- _EXERCISE TASK_: Transcribe the whole listing below without changing a word, but leave out every image.

Records from a dataset
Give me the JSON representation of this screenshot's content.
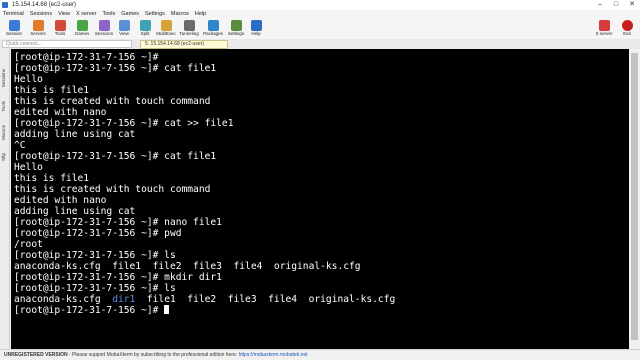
{
  "window": {
    "title": "15.154.14.68 (ec2-user)"
  },
  "menu": [
    "Terminal",
    "Sessions",
    "View",
    "X server",
    "Tools",
    "Games",
    "Settings",
    "Macros",
    "Help"
  ],
  "toolbar": {
    "items": [
      {
        "label": "Session",
        "color": "#3a7bd5"
      },
      {
        "label": "Servers",
        "color": "#e07b2a"
      },
      {
        "label": "Tools",
        "color": "#d24b3a"
      },
      {
        "label": "Games",
        "color": "#4aa547"
      },
      {
        "label": "Sessions",
        "color": "#8a64c7"
      },
      {
        "label": "View",
        "color": "#5b8fd6"
      },
      {
        "label": "Split",
        "color": "#3fa3b6"
      },
      {
        "label": "MultiExec",
        "color": "#d6a33a"
      },
      {
        "label": "Tunneling",
        "color": "#6b6b6b"
      },
      {
        "label": "Packages",
        "color": "#2f87c9"
      },
      {
        "label": "Settings",
        "color": "#5a8c3e"
      },
      {
        "label": "Help",
        "color": "#2b6cc4"
      }
    ],
    "xserver_label": "X server",
    "exit_label": "Exit"
  },
  "quick_connect": {
    "placeholder": "Quick connect..."
  },
  "session_tab": {
    "label": "5. 15.154.14.68 (ec2-user)"
  },
  "sidebar": {
    "items": [
      "Sessions",
      "Tools",
      "Macros",
      "Sftp"
    ]
  },
  "terminal": {
    "prompt": "[root@ip-172-31-7-156 ~]#",
    "lines": [
      "[root@ip-172-31-7-156 ~]#",
      "[root@ip-172-31-7-156 ~]# cat file1",
      "Hello",
      "this is file1",
      "this is created with touch command",
      "edited with nano",
      "[root@ip-172-31-7-156 ~]# cat >> file1",
      "adding line using cat",
      "^C",
      "[root@ip-172-31-7-156 ~]# cat file1",
      "Hello",
      "this is file1",
      "this is created with touch command",
      "edited with nano",
      "adding line using cat",
      "[root@ip-172-31-7-156 ~]# nano file1",
      "[root@ip-172-31-7-156 ~]# pwd",
      "/root",
      "[root@ip-172-31-7-156 ~]# ls",
      "anaconda-ks.cfg  file1  file2  file3  file4  original-ks.cfg",
      "[root@ip-172-31-7-156 ~]# mkdir dir1",
      "[root@ip-172-31-7-156 ~]# ls"
    ],
    "last_ls": {
      "before": "anaconda-ks.cfg  ",
      "dir": "dir1",
      "after": "  file1  file2  file3  file4  original-ks.cfg"
    }
  },
  "status": {
    "label": "UNREGISTERED VERSION",
    "message": " -  Please support MobaXterm by subscribing to the professional edition here: ",
    "link": "https://mobaxterm.mobatek.net"
  }
}
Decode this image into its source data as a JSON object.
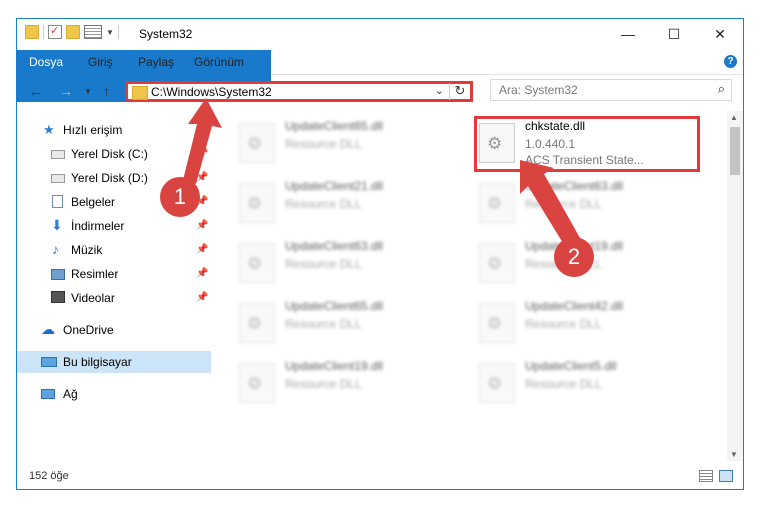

- _TASK ANSWER_:
Give me the JSON representation of this screenshot's content.
{
  "window": {
    "title": "15.154.14.68 (ec2-user)"
  },
  "menu": [
    "Terminal",
    "Sessions",
    "View",
    "X server",
    "Tools",
    "Games",
    "Settings",
    "Macros",
    "Help"
  ],
  "toolbar": {
    "items": [
      {
        "label": "Session",
        "color": "#3a7bd5"
      },
      {
        "label": "Servers",
        "color": "#e07b2a"
      },
      {
        "label": "Tools",
        "color": "#d24b3a"
      },
      {
        "label": "Games",
        "color": "#4aa547"
      },
      {
        "label": "Sessions",
        "color": "#8a64c7"
      },
      {
        "label": "View",
        "color": "#5b8fd6"
      },
      {
        "label": "Split",
        "color": "#3fa3b6"
      },
      {
        "label": "MultiExec",
        "color": "#d6a33a"
      },
      {
        "label": "Tunneling",
        "color": "#6b6b6b"
      },
      {
        "label": "Packages",
        "color": "#2f87c9"
      },
      {
        "label": "Settings",
        "color": "#5a8c3e"
      },
      {
        "label": "Help",
        "color": "#2b6cc4"
      }
    ],
    "xserver_label": "X server",
    "exit_label": "Exit"
  },
  "quick_connect": {
    "placeholder": "Quick connect..."
  },
  "session_tab": {
    "label": "5. 15.154.14.68 (ec2-user)"
  },
  "sidebar": {
    "items": [
      "Sessions",
      "Tools",
      "Macros",
      "Sftp"
    ]
  },
  "terminal": {
    "prompt": "[root@ip-172-31-7-156 ~]#",
    "lines": [
      "[root@ip-172-31-7-156 ~]#",
      "[root@ip-172-31-7-156 ~]# cat file1",
      "Hello",
      "this is file1",
      "this is created with touch command",
      "edited with nano",
      "[root@ip-172-31-7-156 ~]# cat >> file1",
      "adding line using cat",
      "^C",
      "[root@ip-172-31-7-156 ~]# cat file1",
      "Hello",
      "this is file1",
      "this is created with touch command",
      "edited with nano",
      "adding line using cat",
      "[root@ip-172-31-7-156 ~]# nano file1",
      "[root@ip-172-31-7-156 ~]# pwd",
      "/root",
      "[root@ip-172-31-7-156 ~]# ls",
      "anaconda-ks.cfg  file1  file2  file3  file4  original-ks.cfg",
      "[root@ip-172-31-7-156 ~]# mkdir dir1",
      "[root@ip-172-31-7-156 ~]# ls"
    ],
    "last_ls": {
      "before": "anaconda-ks.cfg  ",
      "dir": "dir1",
      "after": "  file1  file2  file3  file4  original-ks.cfg"
    }
  },
  "status": {
    "label": "UNREGISTERED VERSION",
    "message": " -  Please support MobaXterm by subscribing to the professional edition here: ",
    "link": "https://mobaxterm.mobatek.net"
  }
}
Decode this image into its source data as a JSON object.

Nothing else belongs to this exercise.